ITEMS =>
************

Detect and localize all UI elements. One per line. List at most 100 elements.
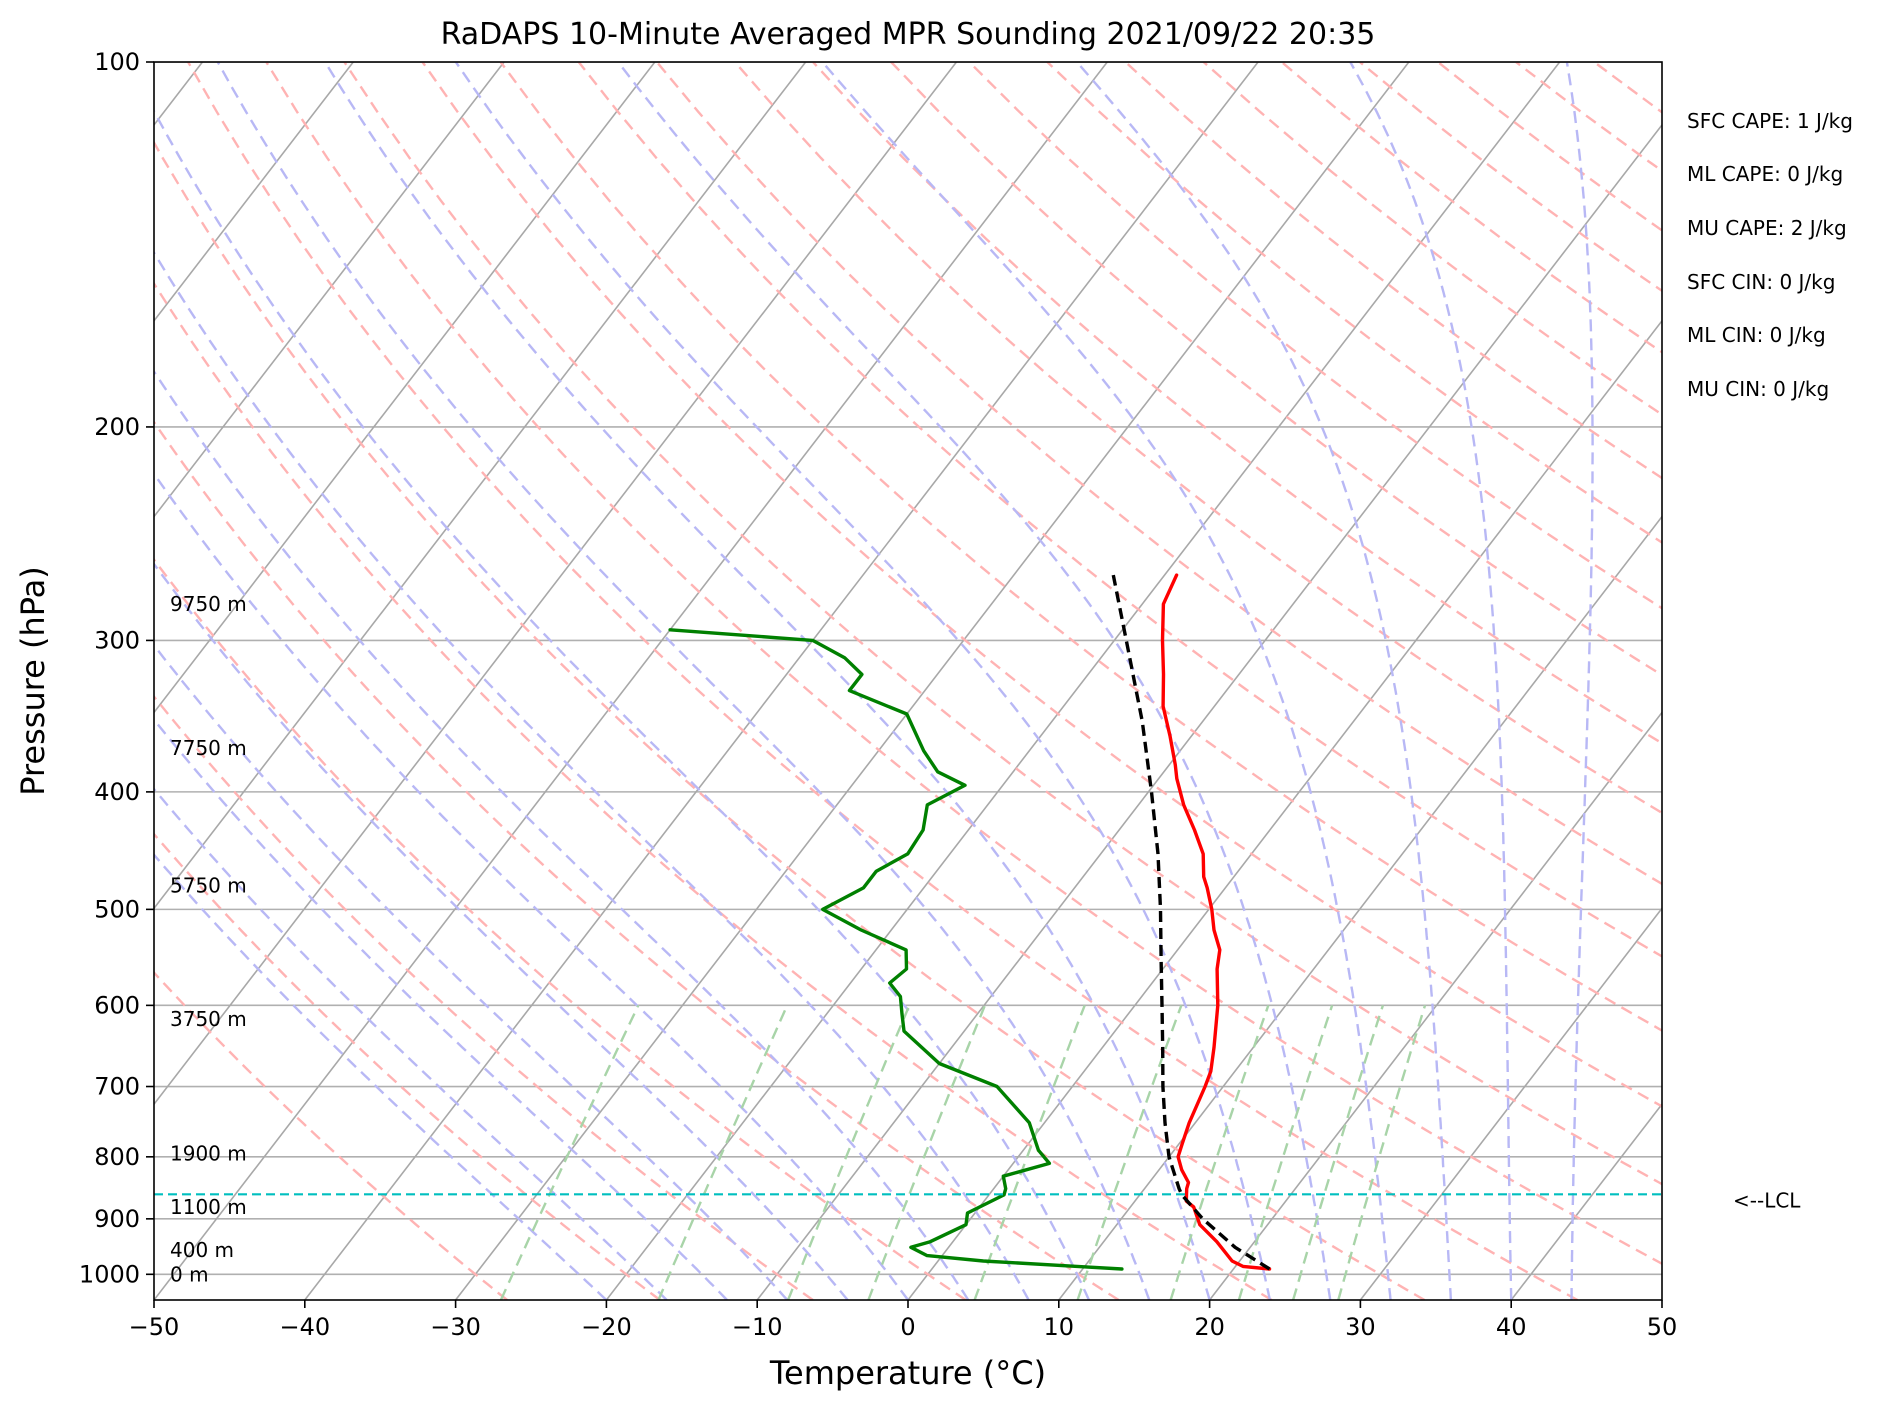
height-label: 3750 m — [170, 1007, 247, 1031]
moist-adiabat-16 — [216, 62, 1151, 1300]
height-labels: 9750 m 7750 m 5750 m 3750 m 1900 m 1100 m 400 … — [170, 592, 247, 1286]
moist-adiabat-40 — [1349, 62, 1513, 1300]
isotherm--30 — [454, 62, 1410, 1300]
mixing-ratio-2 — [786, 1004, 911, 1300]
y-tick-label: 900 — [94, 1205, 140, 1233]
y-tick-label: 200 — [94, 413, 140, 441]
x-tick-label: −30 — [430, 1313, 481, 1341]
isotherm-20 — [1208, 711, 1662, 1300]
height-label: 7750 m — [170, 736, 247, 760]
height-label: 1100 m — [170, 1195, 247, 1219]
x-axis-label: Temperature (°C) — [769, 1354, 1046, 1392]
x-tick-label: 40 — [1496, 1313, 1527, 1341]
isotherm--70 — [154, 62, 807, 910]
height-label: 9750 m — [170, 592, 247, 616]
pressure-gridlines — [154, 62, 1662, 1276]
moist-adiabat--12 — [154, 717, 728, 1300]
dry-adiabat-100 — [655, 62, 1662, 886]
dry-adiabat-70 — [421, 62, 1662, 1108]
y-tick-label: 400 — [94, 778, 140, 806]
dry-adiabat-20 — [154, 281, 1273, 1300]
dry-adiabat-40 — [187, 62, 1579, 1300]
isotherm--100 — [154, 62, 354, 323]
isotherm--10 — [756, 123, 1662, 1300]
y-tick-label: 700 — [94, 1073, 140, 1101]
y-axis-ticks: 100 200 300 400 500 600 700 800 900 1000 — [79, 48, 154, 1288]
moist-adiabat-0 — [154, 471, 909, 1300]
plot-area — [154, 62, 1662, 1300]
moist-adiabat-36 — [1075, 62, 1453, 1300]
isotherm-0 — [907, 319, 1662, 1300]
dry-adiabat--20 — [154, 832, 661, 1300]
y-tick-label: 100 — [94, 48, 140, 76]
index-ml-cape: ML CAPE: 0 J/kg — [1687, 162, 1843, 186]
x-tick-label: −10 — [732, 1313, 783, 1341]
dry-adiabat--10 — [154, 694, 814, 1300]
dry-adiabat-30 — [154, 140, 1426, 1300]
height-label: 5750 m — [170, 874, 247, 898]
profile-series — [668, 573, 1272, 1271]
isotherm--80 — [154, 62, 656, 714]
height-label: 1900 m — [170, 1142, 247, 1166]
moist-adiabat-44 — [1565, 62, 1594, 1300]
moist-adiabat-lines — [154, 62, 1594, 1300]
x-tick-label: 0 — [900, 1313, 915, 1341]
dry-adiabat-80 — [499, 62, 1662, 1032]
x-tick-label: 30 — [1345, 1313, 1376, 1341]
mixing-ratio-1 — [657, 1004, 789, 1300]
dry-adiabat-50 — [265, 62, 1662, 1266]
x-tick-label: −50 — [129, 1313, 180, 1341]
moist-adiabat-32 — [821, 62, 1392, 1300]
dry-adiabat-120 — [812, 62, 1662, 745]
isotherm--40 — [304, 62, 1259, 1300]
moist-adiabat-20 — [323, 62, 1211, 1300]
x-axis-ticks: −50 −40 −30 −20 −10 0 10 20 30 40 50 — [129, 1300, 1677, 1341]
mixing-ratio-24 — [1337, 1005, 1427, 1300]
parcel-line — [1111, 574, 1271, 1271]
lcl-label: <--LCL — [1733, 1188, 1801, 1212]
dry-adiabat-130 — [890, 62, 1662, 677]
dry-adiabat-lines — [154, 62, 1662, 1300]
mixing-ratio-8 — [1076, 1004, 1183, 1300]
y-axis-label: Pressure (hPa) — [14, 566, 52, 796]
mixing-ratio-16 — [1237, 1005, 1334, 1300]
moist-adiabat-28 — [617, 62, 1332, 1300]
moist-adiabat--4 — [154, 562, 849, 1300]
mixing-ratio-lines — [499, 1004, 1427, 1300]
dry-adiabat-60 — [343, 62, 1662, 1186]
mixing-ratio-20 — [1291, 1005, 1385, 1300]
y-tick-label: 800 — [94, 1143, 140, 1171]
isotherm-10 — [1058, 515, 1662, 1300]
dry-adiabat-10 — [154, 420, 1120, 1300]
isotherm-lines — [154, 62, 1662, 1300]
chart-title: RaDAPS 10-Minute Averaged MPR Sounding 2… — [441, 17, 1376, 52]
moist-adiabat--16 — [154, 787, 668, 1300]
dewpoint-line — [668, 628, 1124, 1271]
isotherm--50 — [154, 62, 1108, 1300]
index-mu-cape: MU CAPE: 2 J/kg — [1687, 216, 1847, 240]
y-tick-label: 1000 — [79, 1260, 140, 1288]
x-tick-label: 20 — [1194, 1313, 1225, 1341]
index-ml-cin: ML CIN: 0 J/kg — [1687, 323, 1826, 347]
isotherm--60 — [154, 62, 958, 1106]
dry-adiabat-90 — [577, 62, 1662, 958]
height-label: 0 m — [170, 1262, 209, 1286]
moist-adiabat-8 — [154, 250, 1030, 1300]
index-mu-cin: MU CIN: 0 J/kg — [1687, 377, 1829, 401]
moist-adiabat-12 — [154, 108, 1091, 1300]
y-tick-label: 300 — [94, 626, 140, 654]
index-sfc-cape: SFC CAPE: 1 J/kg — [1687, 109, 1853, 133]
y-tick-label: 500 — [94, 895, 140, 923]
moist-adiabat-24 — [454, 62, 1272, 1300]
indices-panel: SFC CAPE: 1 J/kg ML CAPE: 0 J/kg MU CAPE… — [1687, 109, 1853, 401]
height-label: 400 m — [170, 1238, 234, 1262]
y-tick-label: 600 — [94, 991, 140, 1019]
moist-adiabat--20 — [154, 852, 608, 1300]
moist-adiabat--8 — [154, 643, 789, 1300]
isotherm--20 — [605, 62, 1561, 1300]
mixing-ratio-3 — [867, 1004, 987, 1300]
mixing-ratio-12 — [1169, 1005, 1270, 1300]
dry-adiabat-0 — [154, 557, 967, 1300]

************

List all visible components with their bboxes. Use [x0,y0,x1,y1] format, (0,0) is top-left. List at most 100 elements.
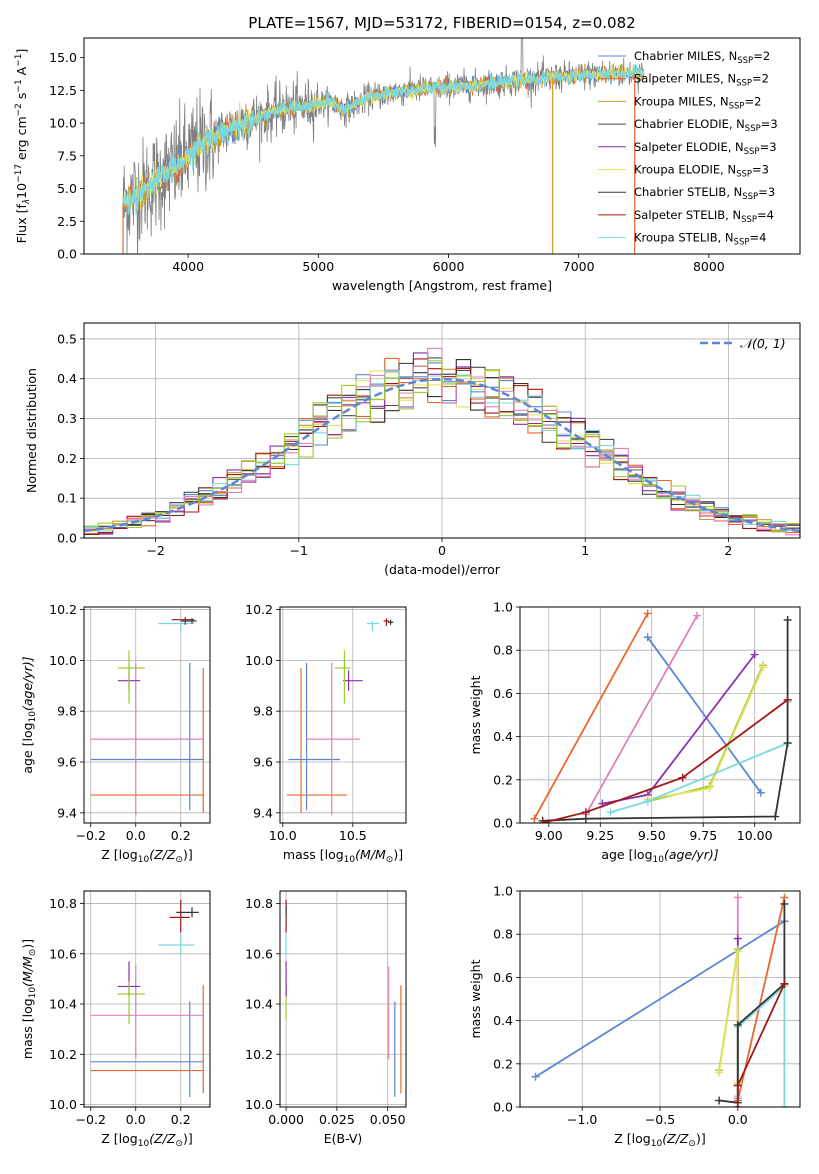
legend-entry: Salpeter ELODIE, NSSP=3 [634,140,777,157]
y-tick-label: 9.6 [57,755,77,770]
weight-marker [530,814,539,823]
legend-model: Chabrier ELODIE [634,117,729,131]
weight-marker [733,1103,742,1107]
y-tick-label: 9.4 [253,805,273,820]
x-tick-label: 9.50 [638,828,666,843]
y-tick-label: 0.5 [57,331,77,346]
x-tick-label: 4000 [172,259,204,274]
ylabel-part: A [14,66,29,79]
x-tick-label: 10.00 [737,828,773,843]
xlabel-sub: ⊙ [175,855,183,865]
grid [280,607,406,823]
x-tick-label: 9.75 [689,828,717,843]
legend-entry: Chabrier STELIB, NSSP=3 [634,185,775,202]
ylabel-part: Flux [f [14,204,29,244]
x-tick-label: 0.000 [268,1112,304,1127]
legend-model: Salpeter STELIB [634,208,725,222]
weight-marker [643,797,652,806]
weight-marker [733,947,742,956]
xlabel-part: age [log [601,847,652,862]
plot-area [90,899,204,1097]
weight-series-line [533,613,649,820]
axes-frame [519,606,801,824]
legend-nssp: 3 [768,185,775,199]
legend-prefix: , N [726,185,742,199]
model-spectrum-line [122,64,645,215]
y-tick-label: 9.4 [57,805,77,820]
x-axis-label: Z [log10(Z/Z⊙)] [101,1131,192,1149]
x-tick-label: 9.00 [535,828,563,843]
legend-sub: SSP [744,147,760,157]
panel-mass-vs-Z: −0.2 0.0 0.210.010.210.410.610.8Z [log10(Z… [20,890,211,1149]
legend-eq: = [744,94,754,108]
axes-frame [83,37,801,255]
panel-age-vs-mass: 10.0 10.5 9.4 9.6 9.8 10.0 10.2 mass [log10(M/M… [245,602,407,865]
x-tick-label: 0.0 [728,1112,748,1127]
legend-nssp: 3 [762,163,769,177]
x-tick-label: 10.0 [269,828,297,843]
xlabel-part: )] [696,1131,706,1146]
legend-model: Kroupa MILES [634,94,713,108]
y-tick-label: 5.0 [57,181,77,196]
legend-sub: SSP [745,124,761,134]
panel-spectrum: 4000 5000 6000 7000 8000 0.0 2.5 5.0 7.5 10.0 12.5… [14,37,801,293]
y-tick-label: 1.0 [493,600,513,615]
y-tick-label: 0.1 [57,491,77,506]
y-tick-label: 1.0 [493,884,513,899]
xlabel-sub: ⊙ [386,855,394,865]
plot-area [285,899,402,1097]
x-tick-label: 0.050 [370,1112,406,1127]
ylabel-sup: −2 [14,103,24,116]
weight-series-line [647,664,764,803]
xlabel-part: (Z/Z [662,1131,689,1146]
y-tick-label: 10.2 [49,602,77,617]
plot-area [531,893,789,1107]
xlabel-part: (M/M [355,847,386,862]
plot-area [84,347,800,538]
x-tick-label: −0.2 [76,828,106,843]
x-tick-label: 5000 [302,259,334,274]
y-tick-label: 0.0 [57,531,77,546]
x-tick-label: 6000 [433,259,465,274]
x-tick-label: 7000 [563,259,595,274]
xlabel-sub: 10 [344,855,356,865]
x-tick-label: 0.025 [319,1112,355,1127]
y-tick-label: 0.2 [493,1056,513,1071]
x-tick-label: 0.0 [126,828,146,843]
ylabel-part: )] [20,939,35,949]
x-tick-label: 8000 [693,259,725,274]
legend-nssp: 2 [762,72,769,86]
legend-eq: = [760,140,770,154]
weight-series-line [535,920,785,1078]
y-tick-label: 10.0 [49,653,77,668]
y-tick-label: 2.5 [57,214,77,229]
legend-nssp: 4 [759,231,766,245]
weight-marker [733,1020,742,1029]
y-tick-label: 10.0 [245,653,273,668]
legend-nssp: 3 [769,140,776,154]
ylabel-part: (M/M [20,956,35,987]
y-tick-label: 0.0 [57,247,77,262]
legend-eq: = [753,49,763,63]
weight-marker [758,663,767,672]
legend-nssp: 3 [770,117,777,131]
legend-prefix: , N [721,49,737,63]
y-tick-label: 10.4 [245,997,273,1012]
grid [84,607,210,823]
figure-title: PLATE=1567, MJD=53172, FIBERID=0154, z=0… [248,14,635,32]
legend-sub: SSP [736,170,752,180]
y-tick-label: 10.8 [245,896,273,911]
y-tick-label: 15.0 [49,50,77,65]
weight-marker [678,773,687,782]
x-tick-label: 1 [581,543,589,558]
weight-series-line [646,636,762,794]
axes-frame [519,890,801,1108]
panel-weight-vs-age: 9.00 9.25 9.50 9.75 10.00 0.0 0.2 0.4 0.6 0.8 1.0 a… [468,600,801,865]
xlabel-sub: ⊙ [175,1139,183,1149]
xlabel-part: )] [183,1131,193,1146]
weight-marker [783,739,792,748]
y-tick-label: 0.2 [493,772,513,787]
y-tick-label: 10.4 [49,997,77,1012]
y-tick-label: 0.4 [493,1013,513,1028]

************

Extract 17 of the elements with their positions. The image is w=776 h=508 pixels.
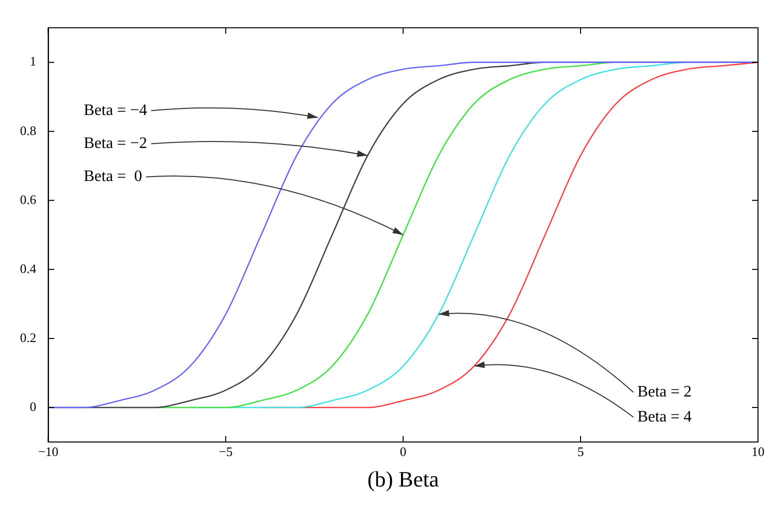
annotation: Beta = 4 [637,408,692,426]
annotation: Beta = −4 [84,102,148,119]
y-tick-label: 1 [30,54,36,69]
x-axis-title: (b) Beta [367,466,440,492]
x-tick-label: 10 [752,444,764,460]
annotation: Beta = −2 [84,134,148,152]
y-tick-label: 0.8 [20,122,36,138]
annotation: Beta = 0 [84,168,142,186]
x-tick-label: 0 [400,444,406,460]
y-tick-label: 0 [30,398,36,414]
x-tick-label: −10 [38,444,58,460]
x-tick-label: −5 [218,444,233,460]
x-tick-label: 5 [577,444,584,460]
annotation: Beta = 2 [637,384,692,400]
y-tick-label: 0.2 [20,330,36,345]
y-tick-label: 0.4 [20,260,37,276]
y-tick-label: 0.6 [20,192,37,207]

************

GIVEN REQUEST =>
Render the entries above as a numbered list with blank lines omitted, beginning at the line that has "legend-entry: Salpeter ELODIE, NSSP=3" and stopping after the line that has "y-tick-label: 0.5 [57,331,77,346]".

RESPONSE =>
1. legend-entry: Salpeter ELODIE, NSSP=3 [634,140,777,157]
2. y-tick-label: 9.6 [57,755,77,770]
3. weight-marker [530,814,539,823]
4. legend-model: Chabrier ELODIE [634,117,729,131]
5. weight-marker [733,1103,742,1107]
6. y-tick-label: 9.4 [253,805,273,820]
7. x-tick-label: 9.50 [638,828,666,843]
8. y-tick-label: 0.5 [57,331,77,346]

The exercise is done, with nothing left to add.